| What is needed |
Every line of the listing must be reproduced as it stands. Leave the images behind.

| The records |
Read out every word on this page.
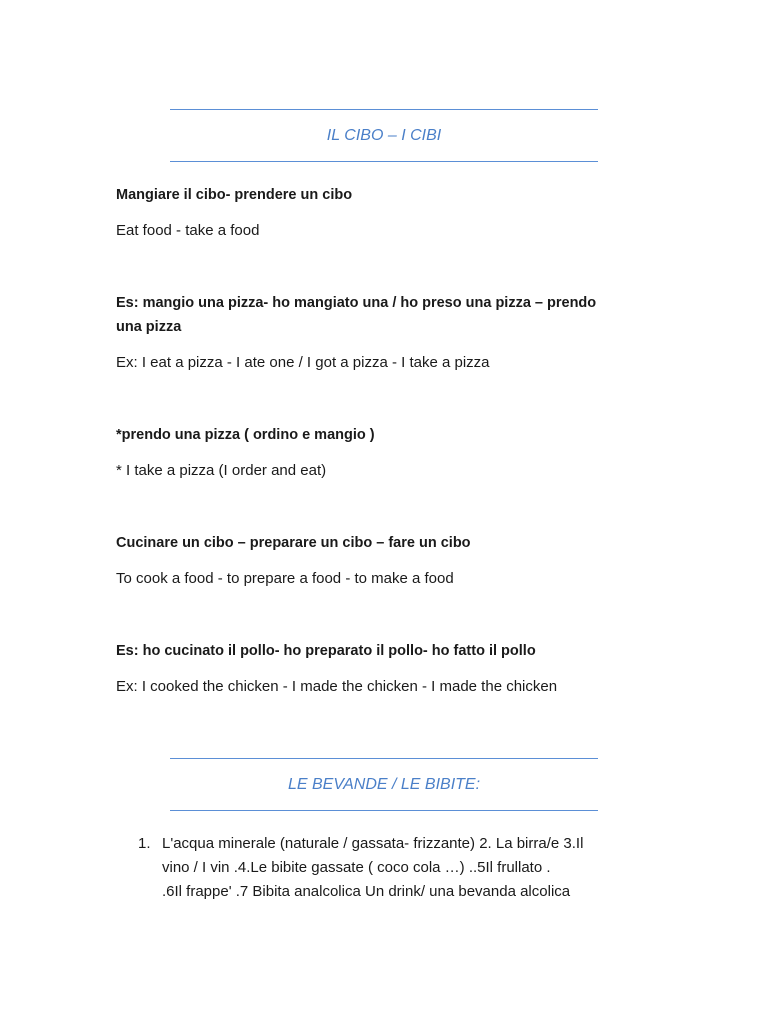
IL CIBO – I CIBI
Mangiare il cibo- prendere un cibo
Eat food - take a food
Es: mangio una pizza- ho mangiato una / ho preso una pizza – prendo
una pizza
Ex: I eat a pizza - I ate one / I got a pizza - I take a pizza
*prendo una pizza ( ordino e mangio )
* I take a pizza (I order and eat)
Cucinare un cibo – preparare un cibo – fare un cibo
To cook a food - to prepare a food - to make a food
Es: ho cucinato il pollo- ho preparato il pollo- ho fatto il pollo
Ex: I cooked the chicken - I made the chicken - I made the chicken
LE BEVANDE / LE BIBITE:
1. L'acqua minerale (naturale / gassata- frizzante) 2. La birra/e 3.Il
vino / I vin .4.Le bibite gassate ( coco cola …) ..5Il frullato .
.6Il frappe' .7 Bibita analcolica Un drink/ una bevanda alcolica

| Solved problem |
Read out every word on this page.
IL CIBO – I CIBI
Mangiare il cibo- prendere un cibo
Eat food - take a food
Es: mangio una pizza- ho mangiato una / ho preso una pizza – prendo
una pizza
Ex: I eat a pizza - I ate one / I got a pizza - I take a pizza
*prendo una pizza ( ordino e mangio )
* I take a pizza (I order and eat)
Cucinare un cibo – preparare un cibo – fare un cibo
To cook a food - to prepare a food - to make a food
Es: ho cucinato il pollo- ho preparato il pollo- ho fatto il pollo
Ex: I cooked the chicken - I made the chicken - I made the chicken
LE BEVANDE / LE BIBITE:
1. L'acqua minerale (naturale / gassata- frizzante) 2. La birra/e 3.Il
vino / I vin .4.Le bibite gassate ( coco cola …) ..5Il frullato .
.6Il frappe' .7 Bibita analcolica Un drink/ una bevanda alcolica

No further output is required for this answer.